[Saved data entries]
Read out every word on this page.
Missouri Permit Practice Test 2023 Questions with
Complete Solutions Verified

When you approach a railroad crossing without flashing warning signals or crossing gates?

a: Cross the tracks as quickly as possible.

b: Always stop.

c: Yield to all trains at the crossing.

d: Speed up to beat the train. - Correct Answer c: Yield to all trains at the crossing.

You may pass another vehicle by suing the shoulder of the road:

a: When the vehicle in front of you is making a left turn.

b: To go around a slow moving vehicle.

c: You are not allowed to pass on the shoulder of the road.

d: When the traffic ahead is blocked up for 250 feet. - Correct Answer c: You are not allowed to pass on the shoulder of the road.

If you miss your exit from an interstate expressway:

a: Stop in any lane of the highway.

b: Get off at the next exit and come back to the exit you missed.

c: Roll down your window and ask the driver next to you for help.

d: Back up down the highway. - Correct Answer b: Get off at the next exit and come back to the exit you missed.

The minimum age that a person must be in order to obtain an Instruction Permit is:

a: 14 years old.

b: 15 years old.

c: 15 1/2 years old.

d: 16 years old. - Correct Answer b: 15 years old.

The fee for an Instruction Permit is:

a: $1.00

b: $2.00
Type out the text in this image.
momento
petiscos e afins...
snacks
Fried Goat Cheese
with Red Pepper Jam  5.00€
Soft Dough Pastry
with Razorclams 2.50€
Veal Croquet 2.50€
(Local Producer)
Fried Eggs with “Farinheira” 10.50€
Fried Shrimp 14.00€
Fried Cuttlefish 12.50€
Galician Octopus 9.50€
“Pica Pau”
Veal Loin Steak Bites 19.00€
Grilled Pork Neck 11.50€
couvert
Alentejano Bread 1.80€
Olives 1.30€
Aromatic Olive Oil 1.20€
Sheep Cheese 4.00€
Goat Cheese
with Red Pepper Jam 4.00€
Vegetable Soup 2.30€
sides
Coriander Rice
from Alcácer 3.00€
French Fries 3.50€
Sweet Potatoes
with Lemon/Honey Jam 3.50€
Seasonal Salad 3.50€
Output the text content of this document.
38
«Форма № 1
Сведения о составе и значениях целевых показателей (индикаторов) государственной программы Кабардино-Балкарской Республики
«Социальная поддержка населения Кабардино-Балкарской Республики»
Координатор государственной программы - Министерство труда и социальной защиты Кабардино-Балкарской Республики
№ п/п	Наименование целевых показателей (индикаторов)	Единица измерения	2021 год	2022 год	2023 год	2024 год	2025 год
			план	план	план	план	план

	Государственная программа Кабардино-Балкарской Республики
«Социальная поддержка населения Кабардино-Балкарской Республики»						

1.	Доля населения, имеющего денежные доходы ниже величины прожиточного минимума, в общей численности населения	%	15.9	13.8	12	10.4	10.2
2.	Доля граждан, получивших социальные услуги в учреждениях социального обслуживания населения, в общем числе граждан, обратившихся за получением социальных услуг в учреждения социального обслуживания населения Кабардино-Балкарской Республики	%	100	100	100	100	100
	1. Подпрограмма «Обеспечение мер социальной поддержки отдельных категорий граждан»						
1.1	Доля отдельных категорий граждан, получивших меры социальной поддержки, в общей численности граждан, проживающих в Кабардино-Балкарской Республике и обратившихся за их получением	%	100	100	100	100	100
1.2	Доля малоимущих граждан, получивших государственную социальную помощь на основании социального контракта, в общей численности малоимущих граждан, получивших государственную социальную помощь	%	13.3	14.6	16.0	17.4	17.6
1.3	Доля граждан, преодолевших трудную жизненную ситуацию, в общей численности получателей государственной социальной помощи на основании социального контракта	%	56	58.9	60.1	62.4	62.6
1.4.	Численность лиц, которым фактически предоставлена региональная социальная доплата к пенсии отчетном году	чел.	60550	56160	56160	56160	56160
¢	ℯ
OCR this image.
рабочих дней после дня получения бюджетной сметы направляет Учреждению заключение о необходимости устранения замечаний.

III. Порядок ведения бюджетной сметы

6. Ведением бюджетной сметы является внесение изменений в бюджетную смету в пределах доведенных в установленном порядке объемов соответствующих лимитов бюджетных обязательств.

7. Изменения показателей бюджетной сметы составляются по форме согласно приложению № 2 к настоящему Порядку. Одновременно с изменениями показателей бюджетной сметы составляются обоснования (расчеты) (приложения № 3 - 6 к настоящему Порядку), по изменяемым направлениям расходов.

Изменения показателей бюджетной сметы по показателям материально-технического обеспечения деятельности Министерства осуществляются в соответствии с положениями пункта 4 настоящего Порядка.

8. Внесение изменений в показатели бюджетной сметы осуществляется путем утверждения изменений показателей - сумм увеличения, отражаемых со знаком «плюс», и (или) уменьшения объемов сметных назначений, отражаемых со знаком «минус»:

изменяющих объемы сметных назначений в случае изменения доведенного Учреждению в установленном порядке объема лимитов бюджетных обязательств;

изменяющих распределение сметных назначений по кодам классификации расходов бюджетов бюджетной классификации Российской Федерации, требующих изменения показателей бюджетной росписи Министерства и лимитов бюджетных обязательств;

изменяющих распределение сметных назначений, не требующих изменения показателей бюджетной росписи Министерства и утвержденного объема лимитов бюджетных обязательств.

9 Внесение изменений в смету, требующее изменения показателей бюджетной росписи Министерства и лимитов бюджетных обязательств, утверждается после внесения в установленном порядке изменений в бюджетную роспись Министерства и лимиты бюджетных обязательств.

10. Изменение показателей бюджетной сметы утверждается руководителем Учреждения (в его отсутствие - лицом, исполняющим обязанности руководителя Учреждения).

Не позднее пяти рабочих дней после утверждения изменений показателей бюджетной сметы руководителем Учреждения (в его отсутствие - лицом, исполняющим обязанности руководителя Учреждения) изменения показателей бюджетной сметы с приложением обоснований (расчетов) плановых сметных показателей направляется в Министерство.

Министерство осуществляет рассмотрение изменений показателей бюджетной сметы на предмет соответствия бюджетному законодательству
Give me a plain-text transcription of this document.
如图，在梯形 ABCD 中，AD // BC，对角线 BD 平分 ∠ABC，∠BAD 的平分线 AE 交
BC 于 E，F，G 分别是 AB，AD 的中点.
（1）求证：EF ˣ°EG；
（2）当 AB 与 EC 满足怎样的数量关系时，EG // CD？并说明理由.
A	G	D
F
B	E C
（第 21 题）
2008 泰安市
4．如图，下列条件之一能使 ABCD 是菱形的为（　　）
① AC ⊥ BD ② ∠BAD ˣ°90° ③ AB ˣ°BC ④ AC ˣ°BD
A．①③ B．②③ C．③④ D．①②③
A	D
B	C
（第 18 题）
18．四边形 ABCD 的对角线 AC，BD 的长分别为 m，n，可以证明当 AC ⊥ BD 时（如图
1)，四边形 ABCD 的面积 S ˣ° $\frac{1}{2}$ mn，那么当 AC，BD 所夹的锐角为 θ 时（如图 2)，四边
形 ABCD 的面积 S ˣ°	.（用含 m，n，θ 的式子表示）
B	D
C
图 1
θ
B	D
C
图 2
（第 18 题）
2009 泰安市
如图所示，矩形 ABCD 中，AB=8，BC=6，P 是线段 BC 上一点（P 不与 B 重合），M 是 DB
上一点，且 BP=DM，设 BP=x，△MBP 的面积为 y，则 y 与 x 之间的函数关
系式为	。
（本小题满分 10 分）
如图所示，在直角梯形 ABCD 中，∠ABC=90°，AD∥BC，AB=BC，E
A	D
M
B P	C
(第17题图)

**THE PROBLEM**
Identify the lines in the entries above that contain "image", then copy them out.

**THE RESPONSE**
Type out the text in this image.
OCR this image.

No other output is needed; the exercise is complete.